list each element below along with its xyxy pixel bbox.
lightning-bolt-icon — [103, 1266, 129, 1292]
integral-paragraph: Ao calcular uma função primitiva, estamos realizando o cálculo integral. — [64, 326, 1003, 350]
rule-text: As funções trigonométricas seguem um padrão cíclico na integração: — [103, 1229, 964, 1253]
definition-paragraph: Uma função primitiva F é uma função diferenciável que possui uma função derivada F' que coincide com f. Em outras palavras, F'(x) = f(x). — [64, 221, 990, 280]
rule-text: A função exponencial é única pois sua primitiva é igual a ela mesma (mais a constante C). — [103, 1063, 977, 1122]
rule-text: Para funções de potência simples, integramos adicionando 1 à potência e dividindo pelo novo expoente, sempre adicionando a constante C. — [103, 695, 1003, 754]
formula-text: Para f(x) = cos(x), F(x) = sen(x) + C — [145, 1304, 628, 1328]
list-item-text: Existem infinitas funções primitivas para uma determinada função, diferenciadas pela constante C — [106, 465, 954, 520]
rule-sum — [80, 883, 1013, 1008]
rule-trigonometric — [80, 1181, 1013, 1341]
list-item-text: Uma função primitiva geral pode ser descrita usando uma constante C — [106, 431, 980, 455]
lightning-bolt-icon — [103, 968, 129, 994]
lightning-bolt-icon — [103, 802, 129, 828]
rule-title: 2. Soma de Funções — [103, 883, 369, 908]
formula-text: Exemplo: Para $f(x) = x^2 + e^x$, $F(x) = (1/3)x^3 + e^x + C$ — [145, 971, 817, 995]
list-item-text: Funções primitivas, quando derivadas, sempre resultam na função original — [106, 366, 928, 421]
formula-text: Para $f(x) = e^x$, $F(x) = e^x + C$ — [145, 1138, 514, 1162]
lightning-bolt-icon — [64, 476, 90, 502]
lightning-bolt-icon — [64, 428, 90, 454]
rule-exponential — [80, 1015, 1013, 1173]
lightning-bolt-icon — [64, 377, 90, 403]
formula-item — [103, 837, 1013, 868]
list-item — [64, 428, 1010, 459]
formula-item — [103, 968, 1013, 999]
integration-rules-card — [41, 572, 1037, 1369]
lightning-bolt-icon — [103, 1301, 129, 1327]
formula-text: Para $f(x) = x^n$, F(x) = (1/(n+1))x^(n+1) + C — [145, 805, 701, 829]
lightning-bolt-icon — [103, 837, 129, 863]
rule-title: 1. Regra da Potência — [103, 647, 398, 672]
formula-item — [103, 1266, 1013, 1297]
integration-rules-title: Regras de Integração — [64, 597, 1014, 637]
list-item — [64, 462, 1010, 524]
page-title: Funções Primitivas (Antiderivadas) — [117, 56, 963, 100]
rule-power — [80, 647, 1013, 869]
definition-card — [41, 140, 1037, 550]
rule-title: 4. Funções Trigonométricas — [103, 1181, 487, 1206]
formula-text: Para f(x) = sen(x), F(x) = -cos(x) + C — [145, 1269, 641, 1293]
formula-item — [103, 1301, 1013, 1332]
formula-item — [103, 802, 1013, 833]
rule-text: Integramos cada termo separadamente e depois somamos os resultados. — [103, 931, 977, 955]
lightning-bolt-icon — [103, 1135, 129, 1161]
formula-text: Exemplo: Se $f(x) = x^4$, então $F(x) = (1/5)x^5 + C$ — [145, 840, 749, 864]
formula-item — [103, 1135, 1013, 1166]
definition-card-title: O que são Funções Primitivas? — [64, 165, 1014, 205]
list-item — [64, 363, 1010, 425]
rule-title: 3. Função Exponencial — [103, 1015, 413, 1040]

WRITTEN TASK
Can you reproduce every row above word for word, leaving nothing out and changing nothing?

CORRECT RESPONSE
list each element below along with its xyxy pixel bbox.
lightning-bolt-icon — [103, 1266, 129, 1292]
integral-paragraph: Ao calcular uma função primitiva, estamos realizando o cálculo integral. — [64, 326, 1003, 350]
rule-text: As funções trigonométricas seguem um padrão cíclico na integração: — [103, 1229, 964, 1253]
definition-paragraph: Uma função primitiva F é uma função diferenciável que possui uma função derivada F' que coincide com f. Em outras palavras, F'(x) = f(x). — [64, 221, 990, 280]
rule-text: A função exponencial é única pois sua primitiva é igual a ela mesma (mais a constante C). — [103, 1063, 977, 1122]
rule-text: Para funções de potência simples, integramos adicionando 1 à potência e dividindo pelo novo expoente, sempre adicionando a constante C. — [103, 695, 1003, 754]
formula-text: Para f(x) = cos(x), F(x) = sen(x) + C — [145, 1304, 628, 1328]
list-item-text: Existem infinitas funções primitivas para uma determinada função, diferenciadas pela constante C — [106, 465, 954, 520]
rule-sum — [80, 883, 1013, 1008]
rule-trigonometric — [80, 1181, 1013, 1341]
list-item-text: Uma função primitiva geral pode ser descrita usando uma constante C — [106, 431, 980, 455]
lightning-bolt-icon — [103, 968, 129, 994]
lightning-bolt-icon — [103, 802, 129, 828]
rule-title: 2. Soma de Funções — [103, 883, 369, 908]
formula-text: Exemplo: Para $f(x) = x^2 + e^x$, $F(x) = (1/3)x^3 + e^x + C$ — [145, 971, 817, 995]
list-item-text: Funções primitivas, quando derivadas, sempre resultam na função original — [106, 366, 928, 421]
formula-text: Para $f(x) = e^x$, $F(x) = e^x + C$ — [145, 1138, 514, 1162]
lightning-bolt-icon — [64, 476, 90, 502]
lightning-bolt-icon — [64, 428, 90, 454]
rule-exponential — [80, 1015, 1013, 1173]
lightning-bolt-icon — [64, 377, 90, 403]
formula-item — [103, 837, 1013, 868]
list-item — [64, 428, 1010, 459]
formula-item — [103, 968, 1013, 999]
integration-rules-card — [41, 572, 1037, 1369]
lightning-bolt-icon — [103, 1301, 129, 1327]
formula-text: Para $f(x) = x^n$, F(x) = (1/(n+1))x^(n+1) + C — [145, 805, 701, 829]
lightning-bolt-icon — [103, 837, 129, 863]
rule-title: 1. Regra da Potência — [103, 647, 398, 672]
formula-item — [103, 1266, 1013, 1297]
integration-rules-title: Regras de Integração — [64, 597, 1014, 637]
list-item — [64, 462, 1010, 524]
page-title: Funções Primitivas (Antiderivadas) — [117, 56, 963, 100]
rule-power — [80, 647, 1013, 869]
definition-card — [41, 140, 1037, 550]
rule-title: 4. Funções Trigonométricas — [103, 1181, 487, 1206]
formula-text: Para f(x) = sen(x), F(x) = -cos(x) + C — [145, 1269, 641, 1293]
formula-item — [103, 1301, 1013, 1332]
formula-item — [103, 802, 1013, 833]
rule-text: Integramos cada termo separadamente e depois somamos os resultados. — [103, 931, 977, 955]
lightning-bolt-icon — [103, 1135, 129, 1161]
formula-text: Exemplo: Se $f(x) = x^4$, então $F(x) = (1/5)x^5 + C$ — [145, 840, 749, 864]
formula-item — [103, 1135, 1013, 1166]
definition-card-title: O que são Funções Primitivas? — [64, 165, 1014, 205]
list-item — [64, 363, 1010, 425]
rule-title: 3. Função Exponencial — [103, 1015, 413, 1040]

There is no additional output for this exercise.